### SUPPLIED MATERIAL ###

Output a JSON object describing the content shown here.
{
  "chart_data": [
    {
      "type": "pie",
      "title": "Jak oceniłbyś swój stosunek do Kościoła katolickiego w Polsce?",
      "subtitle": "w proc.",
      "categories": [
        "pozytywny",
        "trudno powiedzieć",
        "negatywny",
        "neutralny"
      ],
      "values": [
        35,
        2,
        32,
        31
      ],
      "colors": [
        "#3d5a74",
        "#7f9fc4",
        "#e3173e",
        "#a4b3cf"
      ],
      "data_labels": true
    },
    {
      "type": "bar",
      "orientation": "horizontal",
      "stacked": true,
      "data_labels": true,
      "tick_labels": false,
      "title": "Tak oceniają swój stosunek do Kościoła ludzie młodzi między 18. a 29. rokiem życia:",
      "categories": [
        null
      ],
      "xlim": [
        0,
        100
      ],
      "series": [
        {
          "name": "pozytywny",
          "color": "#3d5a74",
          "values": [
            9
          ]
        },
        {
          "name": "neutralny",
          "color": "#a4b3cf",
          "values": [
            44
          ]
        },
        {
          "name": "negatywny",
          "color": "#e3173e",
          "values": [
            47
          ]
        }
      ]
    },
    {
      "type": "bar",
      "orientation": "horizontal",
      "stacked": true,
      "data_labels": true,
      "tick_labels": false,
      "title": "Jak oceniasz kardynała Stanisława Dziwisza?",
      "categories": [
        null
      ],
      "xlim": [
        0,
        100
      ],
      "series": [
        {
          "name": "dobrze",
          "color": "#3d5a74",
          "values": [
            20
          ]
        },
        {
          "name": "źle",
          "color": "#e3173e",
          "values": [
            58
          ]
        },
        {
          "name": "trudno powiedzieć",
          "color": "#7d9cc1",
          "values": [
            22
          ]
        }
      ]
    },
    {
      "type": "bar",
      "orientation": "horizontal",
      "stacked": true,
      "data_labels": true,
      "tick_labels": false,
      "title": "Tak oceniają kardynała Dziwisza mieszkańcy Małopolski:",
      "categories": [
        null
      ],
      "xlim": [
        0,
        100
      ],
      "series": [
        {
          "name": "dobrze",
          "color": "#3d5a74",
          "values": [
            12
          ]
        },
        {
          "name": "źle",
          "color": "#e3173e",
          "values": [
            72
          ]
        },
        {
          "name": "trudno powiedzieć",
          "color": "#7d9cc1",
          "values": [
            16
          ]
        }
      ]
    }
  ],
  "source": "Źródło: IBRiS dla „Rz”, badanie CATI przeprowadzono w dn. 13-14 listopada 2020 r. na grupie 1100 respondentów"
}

###

• _PROBLEM TO SOLVE_:
Gather each line in these records that contains the string "Dziwisza".

• _CORRECT RESULT_:
      "title": "Jak oceniasz kardynała Stanisława Dziwisza?",
      "title": "Tak oceniają kardynała Dziwisza mieszkańcy Małopolski:",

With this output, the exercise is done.